Stored data:
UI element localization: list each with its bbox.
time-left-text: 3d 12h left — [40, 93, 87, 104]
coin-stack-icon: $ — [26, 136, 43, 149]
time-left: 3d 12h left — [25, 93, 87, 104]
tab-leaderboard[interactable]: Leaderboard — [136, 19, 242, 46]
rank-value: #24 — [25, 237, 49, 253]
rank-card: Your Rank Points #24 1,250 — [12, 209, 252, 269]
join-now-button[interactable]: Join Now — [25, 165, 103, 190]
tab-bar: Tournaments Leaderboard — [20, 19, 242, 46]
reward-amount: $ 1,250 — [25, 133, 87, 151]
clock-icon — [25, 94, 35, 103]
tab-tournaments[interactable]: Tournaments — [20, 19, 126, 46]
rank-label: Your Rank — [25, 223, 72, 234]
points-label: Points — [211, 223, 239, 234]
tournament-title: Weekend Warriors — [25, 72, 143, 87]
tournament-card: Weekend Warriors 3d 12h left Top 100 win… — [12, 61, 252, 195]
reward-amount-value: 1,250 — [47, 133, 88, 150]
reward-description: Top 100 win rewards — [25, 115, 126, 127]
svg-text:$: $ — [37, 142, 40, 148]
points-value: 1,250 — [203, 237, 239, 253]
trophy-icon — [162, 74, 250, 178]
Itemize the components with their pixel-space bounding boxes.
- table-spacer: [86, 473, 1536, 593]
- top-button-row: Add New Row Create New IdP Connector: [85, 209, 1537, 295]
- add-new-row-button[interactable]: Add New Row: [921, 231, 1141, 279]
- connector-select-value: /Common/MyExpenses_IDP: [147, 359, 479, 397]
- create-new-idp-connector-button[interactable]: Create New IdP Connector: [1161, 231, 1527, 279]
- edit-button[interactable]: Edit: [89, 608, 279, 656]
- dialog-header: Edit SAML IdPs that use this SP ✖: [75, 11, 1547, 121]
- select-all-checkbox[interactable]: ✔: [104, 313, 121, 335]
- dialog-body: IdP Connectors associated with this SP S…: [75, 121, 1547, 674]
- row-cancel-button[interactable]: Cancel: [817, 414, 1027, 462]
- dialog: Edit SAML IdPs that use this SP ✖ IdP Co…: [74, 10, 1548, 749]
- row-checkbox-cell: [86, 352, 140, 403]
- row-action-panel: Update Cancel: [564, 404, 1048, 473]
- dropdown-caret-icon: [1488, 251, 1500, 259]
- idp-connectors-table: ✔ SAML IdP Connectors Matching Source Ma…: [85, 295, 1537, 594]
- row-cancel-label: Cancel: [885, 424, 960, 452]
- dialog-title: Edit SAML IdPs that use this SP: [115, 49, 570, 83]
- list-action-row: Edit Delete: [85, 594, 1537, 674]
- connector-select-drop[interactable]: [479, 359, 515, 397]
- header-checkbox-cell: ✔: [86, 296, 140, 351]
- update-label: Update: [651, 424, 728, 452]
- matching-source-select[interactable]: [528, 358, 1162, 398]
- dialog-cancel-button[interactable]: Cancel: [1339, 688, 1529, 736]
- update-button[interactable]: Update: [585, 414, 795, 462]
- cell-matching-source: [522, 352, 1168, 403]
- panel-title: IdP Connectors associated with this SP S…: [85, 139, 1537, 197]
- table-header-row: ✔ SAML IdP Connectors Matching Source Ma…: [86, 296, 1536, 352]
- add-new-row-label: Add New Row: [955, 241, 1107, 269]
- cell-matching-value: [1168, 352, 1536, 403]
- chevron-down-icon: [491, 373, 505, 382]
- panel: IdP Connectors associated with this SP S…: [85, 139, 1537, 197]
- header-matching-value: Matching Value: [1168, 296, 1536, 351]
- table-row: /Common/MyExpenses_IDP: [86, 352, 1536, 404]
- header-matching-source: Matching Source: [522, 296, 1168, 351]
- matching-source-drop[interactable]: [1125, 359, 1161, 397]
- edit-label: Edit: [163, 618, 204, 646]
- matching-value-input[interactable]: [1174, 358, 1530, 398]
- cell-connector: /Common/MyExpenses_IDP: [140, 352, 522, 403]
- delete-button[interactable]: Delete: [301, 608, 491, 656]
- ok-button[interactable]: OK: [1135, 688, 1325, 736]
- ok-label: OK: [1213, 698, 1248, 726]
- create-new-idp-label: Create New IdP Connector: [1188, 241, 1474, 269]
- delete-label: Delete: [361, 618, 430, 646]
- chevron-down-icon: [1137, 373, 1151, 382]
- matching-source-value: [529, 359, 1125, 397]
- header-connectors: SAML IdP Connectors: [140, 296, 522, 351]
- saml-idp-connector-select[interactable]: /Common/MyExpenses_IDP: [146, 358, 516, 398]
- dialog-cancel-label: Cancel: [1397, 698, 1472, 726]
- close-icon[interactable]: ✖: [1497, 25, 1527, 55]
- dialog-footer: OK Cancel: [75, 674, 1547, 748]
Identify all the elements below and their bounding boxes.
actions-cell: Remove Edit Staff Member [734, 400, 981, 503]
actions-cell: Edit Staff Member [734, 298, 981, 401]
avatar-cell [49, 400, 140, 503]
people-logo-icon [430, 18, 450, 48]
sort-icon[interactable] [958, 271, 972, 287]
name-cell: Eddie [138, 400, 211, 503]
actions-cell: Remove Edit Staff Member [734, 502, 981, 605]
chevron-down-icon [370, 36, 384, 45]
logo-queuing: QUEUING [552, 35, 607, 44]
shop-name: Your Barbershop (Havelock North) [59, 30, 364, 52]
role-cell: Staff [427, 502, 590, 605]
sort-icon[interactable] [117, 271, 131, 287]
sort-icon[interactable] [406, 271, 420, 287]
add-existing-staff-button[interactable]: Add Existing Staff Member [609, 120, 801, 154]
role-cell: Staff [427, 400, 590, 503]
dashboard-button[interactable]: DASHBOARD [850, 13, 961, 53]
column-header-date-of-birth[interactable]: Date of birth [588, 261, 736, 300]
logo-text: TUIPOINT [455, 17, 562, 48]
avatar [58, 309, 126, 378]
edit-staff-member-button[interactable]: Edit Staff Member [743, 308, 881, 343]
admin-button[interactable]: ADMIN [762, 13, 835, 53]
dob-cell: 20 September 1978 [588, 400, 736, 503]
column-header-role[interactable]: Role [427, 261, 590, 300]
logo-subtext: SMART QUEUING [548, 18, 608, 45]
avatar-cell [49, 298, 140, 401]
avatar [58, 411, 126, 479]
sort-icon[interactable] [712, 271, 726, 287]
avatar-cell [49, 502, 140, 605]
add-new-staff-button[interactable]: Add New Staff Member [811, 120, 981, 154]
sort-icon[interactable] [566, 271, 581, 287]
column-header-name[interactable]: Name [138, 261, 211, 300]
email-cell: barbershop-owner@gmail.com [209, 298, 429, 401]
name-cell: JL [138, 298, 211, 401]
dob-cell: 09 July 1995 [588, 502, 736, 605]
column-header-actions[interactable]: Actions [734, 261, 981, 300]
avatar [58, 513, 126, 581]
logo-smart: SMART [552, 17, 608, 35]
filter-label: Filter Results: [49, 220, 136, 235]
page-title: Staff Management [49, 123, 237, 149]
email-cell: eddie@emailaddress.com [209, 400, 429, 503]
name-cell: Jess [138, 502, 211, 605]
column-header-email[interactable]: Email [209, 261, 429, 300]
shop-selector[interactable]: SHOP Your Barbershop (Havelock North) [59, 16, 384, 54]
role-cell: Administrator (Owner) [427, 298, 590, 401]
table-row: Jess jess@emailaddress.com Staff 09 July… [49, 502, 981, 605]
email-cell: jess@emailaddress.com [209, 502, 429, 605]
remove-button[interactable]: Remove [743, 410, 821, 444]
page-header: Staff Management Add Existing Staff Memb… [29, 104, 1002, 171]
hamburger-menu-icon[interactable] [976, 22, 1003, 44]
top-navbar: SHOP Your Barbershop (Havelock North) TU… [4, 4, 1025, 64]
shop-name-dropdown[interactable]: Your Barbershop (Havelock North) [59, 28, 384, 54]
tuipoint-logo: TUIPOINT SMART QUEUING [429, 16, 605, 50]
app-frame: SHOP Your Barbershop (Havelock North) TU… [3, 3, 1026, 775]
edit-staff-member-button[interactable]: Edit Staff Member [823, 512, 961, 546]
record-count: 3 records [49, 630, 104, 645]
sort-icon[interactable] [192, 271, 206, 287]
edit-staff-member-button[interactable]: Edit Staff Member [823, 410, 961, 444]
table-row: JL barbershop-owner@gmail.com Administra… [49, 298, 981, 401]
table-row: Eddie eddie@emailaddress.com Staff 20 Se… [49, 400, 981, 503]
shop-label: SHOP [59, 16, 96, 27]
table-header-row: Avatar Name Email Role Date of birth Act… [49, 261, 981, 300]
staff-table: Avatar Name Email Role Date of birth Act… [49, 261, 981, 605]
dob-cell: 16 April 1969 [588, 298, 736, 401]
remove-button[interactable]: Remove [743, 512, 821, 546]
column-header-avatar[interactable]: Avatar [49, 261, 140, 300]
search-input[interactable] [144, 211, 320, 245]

What is being asked:
Rewrite the material, starting at its first line and ending at the line that contains "- add-new-row-button[interactable]: Add". Swap "Weekend Warriors" for "Holiday Heroes" and leave everything else unchanged.

Answer below:
UI element localization: list each with its bbox.
time-left-text: 3d 12h left — [40, 93, 87, 104]
coin-stack-icon: $ — [26, 136, 43, 149]
time-left: 3d 12h left — [25, 93, 87, 104]
tab-leaderboard[interactable]: Leaderboard — [136, 19, 242, 46]
rank-value: #24 — [25, 237, 49, 253]
rank-card: Your Rank Points #24 1,250 — [12, 209, 252, 269]
join-now-button[interactable]: Join Now — [25, 165, 103, 190]
tab-bar: Tournaments Leaderboard — [20, 19, 242, 46]
reward-amount: $ 1,250 — [25, 133, 87, 151]
clock-icon — [25, 94, 35, 103]
tab-tournaments[interactable]: Tournaments — [20, 19, 126, 46]
rank-label: Your Rank — [25, 223, 72, 234]
points-label: Points — [211, 223, 239, 234]
tournament-title: Holiday Heroes — [25, 72, 143, 87]
tournament-card: Holiday Heroes 3d 12h left Top 100 win… — [12, 61, 252, 195]
reward-amount-value: 1,250 — [47, 133, 88, 150]
reward-description: Top 100 win rewards — [25, 115, 126, 127]
svg-text:$: $ — [37, 142, 40, 148]
points-value: 1,250 — [203, 237, 239, 253]
trophy-icon — [162, 74, 250, 178]
Itemize the components with their pixel-space bounding boxes.
- table-spacer: [86, 473, 1536, 593]
- top-button-row: Add New Row Create New IdP Connector: [85, 209, 1537, 295]
- add-new-row-button[interactable]: Add New Row: [921, 231, 1141, 279]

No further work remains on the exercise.